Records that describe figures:
◆ ◆ ◆ ◆ ◆ ◆ ◆
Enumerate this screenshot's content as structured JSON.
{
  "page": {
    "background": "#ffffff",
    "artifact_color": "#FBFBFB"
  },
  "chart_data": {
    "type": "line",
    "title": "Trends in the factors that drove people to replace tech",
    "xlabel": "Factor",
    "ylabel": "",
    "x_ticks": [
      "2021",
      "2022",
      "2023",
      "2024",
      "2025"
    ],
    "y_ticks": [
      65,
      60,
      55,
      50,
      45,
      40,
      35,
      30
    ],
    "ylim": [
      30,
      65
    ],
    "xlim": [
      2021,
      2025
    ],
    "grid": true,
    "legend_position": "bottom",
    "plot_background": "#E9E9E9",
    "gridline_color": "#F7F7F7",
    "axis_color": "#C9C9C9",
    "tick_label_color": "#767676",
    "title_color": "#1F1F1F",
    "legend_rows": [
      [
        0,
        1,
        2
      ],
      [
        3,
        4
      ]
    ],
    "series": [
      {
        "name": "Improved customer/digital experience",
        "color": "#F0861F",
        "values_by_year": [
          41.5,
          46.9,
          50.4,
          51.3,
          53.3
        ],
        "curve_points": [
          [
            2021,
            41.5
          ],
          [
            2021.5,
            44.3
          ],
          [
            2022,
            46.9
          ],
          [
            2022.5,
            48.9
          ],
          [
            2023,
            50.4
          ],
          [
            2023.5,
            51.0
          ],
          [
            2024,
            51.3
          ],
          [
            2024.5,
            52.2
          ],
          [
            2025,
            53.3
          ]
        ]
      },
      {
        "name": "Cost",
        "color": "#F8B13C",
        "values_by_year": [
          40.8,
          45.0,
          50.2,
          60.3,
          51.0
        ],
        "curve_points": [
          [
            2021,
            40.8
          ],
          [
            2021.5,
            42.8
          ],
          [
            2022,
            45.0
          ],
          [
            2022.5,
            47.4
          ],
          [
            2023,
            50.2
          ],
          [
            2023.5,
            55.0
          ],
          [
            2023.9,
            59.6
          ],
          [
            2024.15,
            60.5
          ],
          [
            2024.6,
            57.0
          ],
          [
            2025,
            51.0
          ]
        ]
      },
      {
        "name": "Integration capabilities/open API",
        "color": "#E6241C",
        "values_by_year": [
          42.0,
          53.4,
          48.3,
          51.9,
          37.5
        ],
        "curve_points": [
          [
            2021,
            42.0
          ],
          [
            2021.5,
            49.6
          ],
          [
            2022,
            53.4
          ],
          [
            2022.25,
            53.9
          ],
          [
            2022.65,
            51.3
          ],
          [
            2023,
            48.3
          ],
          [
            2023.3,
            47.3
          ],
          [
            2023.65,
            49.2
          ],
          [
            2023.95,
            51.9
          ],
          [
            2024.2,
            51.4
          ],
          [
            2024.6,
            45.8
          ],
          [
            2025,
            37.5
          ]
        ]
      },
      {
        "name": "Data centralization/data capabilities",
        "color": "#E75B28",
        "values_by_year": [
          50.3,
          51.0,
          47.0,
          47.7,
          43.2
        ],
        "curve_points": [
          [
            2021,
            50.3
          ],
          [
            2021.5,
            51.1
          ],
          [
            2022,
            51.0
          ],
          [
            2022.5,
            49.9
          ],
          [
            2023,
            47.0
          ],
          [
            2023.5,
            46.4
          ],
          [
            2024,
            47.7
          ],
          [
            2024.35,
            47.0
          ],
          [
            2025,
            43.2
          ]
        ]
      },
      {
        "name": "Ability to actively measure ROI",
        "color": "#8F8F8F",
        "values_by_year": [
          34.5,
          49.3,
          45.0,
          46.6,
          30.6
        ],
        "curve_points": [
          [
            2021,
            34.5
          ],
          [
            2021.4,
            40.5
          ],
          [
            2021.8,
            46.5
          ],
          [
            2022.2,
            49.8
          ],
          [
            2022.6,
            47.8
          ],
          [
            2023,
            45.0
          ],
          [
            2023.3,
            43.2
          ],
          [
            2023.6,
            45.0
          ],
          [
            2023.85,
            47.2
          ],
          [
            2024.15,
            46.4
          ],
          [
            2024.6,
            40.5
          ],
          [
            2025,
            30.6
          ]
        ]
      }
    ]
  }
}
◆ ◆ ◆ ◆ ◆ ◆ ◆
### [OBJECTIVE]
Select the lines from the entries that include the word "capabilities".

### [EXERCISE RESPONSE]
        "name": "Integration capabilities/open API",
        "name": "Data centralization/data capabilities",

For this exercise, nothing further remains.